## START DATA FOR THIS EXERCISE

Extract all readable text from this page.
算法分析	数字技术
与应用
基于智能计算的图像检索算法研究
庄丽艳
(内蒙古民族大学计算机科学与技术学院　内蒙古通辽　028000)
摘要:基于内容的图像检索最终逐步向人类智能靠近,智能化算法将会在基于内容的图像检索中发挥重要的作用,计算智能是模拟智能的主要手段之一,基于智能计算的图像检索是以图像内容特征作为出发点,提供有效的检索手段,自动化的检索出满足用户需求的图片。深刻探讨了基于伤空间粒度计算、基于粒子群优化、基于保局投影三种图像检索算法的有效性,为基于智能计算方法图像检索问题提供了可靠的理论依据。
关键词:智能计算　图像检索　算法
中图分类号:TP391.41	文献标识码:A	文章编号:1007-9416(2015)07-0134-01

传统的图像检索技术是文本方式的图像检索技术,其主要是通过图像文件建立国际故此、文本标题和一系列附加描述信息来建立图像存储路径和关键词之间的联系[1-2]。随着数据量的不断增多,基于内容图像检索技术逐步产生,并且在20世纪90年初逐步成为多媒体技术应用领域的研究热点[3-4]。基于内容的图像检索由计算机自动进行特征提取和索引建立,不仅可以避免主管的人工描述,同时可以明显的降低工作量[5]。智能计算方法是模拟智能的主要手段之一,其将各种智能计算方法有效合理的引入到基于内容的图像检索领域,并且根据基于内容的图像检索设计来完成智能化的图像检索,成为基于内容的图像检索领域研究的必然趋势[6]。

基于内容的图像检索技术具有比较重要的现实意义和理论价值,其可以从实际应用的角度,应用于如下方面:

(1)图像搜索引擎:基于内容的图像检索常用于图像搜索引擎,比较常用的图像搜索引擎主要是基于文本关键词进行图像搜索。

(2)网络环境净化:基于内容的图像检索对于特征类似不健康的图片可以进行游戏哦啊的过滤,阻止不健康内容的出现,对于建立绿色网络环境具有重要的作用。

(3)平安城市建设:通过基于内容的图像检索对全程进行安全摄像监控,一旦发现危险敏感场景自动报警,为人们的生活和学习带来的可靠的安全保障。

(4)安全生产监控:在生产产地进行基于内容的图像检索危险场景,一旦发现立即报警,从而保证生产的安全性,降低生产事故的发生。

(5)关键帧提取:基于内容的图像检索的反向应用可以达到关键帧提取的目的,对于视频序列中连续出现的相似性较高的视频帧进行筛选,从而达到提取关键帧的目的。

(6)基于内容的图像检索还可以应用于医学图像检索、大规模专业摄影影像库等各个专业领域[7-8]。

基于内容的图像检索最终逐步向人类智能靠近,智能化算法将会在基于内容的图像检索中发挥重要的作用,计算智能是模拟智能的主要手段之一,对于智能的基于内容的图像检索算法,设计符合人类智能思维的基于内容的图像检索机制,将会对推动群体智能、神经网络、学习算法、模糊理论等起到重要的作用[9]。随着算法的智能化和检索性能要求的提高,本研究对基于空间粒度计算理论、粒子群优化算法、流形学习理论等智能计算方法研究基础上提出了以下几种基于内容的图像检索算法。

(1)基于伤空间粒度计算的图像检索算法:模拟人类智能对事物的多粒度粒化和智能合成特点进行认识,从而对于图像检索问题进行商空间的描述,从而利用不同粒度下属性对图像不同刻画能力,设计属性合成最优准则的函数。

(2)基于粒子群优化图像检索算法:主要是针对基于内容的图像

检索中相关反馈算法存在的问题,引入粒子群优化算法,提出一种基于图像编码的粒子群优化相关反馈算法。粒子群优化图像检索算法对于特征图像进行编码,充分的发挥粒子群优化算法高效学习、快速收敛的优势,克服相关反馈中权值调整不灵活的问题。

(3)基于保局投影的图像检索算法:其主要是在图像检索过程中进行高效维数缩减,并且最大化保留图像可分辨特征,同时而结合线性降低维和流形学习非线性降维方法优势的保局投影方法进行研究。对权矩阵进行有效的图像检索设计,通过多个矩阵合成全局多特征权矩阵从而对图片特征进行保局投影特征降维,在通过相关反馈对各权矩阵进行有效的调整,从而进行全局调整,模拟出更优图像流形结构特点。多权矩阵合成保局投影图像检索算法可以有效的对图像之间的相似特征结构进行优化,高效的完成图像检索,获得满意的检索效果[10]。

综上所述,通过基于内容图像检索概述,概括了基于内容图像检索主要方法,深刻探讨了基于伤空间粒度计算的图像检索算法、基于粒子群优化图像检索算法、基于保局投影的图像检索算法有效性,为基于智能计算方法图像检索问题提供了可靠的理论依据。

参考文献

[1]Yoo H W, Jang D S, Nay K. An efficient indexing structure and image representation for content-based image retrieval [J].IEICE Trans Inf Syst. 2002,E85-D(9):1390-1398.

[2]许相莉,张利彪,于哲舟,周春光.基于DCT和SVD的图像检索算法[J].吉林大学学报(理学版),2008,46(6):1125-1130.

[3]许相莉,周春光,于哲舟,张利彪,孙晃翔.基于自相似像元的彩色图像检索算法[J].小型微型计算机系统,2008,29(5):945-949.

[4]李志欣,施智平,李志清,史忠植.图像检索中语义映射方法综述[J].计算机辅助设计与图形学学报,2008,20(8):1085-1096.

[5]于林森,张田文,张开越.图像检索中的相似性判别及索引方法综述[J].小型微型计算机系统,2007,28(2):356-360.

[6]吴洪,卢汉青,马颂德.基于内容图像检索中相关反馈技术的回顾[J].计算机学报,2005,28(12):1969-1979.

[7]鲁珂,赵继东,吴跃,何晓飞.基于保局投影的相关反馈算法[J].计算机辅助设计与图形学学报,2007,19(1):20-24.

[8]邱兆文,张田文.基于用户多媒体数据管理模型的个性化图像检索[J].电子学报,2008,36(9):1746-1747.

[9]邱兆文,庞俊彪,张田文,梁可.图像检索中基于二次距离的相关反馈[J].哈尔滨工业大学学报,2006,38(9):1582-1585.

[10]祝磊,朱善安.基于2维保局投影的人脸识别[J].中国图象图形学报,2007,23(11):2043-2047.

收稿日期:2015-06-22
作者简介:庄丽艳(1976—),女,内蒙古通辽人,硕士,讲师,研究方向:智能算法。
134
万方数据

## END DATA FOR THIS EXERCISE

#### GIVEN INSTRUCTION
Repeat each record exactly, leaving nothing out.

#### FINAL RESULT
Extract all readable text from this page.
算法分析	数字技术
与应用
基于智能计算的图像检索算法研究
庄丽艳
(内蒙古民族大学计算机科学与技术学院　内蒙古通辽　028000)
摘要:基于内容的图像检索最终逐步向人类智能靠近,智能化算法将会在基于内容的图像检索中发挥重要的作用,计算智能是模拟智能的主要手段之一,基于智能计算的图像检索是以图像内容特征作为出发点,提供有效的检索手段,自动化的检索出满足用户需求的图片。深刻探讨了基于伤空间粒度计算、基于粒子群优化、基于保局投影三种图像检索算法的有效性,为基于智能计算方法图像检索问题提供了可靠的理论依据。
关键词:智能计算　图像检索　算法
中图分类号:TP391.41	文献标识码:A	文章编号:1007-9416(2015)07-0134-01

传统的图像检索技术是文本方式的图像检索技术,其主要是通过图像文件建立国际故此、文本标题和一系列附加描述信息来建立图像存储路径和关键词之间的联系[1-2]。随着数据量的不断增多,基于内容图像检索技术逐步产生,并且在20世纪90年初逐步成为多媒体技术应用领域的研究热点[3-4]。基于内容的图像检索由计算机自动进行特征提取和索引建立,不仅可以避免主管的人工描述,同时可以明显的降低工作量[5]。智能计算方法是模拟智能的主要手段之一,其将各种智能计算方法有效合理的引入到基于内容的图像检索领域,并且根据基于内容的图像检索设计来完成智能化的图像检索,成为基于内容的图像检索领域研究的必然趋势[6]。

基于内容的图像检索技术具有比较重要的现实意义和理论价值,其可以从实际应用的角度,应用于如下方面:

(1)图像搜索引擎:基于内容的图像检索常用于图像搜索引擎,比较常用的图像搜索引擎主要是基于文本关键词进行图像搜索。

(2)网络环境净化:基于内容的图像检索对于特征类似不健康的图片可以进行游戏哦啊的过滤,阻止不健康内容的出现,对于建立绿色网络环境具有重要的作用。

(3)平安城市建设:通过基于内容的图像检索对全程进行安全摄像监控,一旦发现危险敏感场景自动报警,为人们的生活和学习带来的可靠的安全保障。

(4)安全生产监控:在生产产地进行基于内容的图像检索危险场景,一旦发现立即报警,从而保证生产的安全性,降低生产事故的发生。

(5)关键帧提取:基于内容的图像检索的反向应用可以达到关键帧提取的目的,对于视频序列中连续出现的相似性较高的视频帧进行筛选,从而达到提取关键帧的目的。

(6)基于内容的图像检索还可以应用于医学图像检索、大规模专业摄影影像库等各个专业领域[7-8]。

基于内容的图像检索最终逐步向人类智能靠近,智能化算法将会在基于内容的图像检索中发挥重要的作用,计算智能是模拟智能的主要手段之一,对于智能的基于内容的图像检索算法,设计符合人类智能思维的基于内容的图像检索机制,将会对推动群体智能、神经网络、学习算法、模糊理论等起到重要的作用[9]。随着算法的智能化和检索性能要求的提高,本研究对基于空间粒度计算理论、粒子群优化算法、流形学习理论等智能计算方法研究基础上提出了以下几种基于内容的图像检索算法。

(1)基于伤空间粒度计算的图像检索算法:模拟人类智能对事物的多粒度粒化和智能合成特点进行认识,从而对于图像检索问题进行商空间的描述,从而利用不同粒度下属性对图像不同刻画能力,设计属性合成最优准则的函数。

(2)基于粒子群优化图像检索算法:主要是针对基于内容的图像

检索中相关反馈算法存在的问题,引入粒子群优化算法,提出一种基于图像编码的粒子群优化相关反馈算法。粒子群优化图像检索算法对于特征图像进行编码,充分的发挥粒子群优化算法高效学习、快速收敛的优势,克服相关反馈中权值调整不灵活的问题。

(3)基于保局投影的图像检索算法:其主要是在图像检索过程中进行高效维数缩减,并且最大化保留图像可分辨特征,同时而结合线性降低维和流形学习非线性降维方法优势的保局投影方法进行研究。对权矩阵进行有效的图像检索设计,通过多个矩阵合成全局多特征权矩阵从而对图片特征进行保局投影特征降维,在通过相关反馈对各权矩阵进行有效的调整,从而进行全局调整,模拟出更优图像流形结构特点。多权矩阵合成保局投影图像检索算法可以有效的对图像之间的相似特征结构进行优化,高效的完成图像检索,获得满意的检索效果[10]。

综上所述,通过基于内容图像检索概述,概括了基于内容图像检索主要方法,深刻探讨了基于伤空间粒度计算的图像检索算法、基于粒子群优化图像检索算法、基于保局投影的图像检索算法有效性,为基于智能计算方法图像检索问题提供了可靠的理论依据。

参考文献

[1]Yoo H W, Jang D S, Nay K. An efficient indexing structure and image representation for content-based image retrieval [J].IEICE Trans Inf Syst. 2002,E85-D(9):1390-1398.

[2]许相莉,张利彪,于哲舟,周春光.基于DCT和SVD的图像检索算法[J].吉林大学学报(理学版),2008,46(6):1125-1130.

[3]许相莉,周春光,于哲舟,张利彪,孙晃翔.基于自相似像元的彩色图像检索算法[J].小型微型计算机系统,2008,29(5):945-949.

[4]李志欣,施智平,李志清,史忠植.图像检索中语义映射方法综述[J].计算机辅助设计与图形学学报,2008,20(8):1085-1096.

[5]于林森,张田文,张开越.图像检索中的相似性判别及索引方法综述[J].小型微型计算机系统,2007,28(2):356-360.

[6]吴洪,卢汉青,马颂德.基于内容图像检索中相关反馈技术的回顾[J].计算机学报,2005,28(12):1969-1979.

[7]鲁珂,赵继东,吴跃,何晓飞.基于保局投影的相关反馈算法[J].计算机辅助设计与图形学学报,2007,19(1):20-24.

[8]邱兆文,张田文.基于用户多媒体数据管理模型的个性化图像检索[J].电子学报,2008,36(9):1746-1747.

[9]邱兆文,庞俊彪,张田文,梁可.图像检索中基于二次距离的相关反馈[J].哈尔滨工业大学学报,2006,38(9):1582-1585.

[10]祝磊,朱善安.基于2维保局投影的人脸识别[J].中国图象图形学报,2007,23(11):2043-2047.

收稿日期:2015-06-22
作者简介:庄丽艳(1976—),女,内蒙古通辽人,硕士,讲师,研究方向:智能算法。
134
万方数据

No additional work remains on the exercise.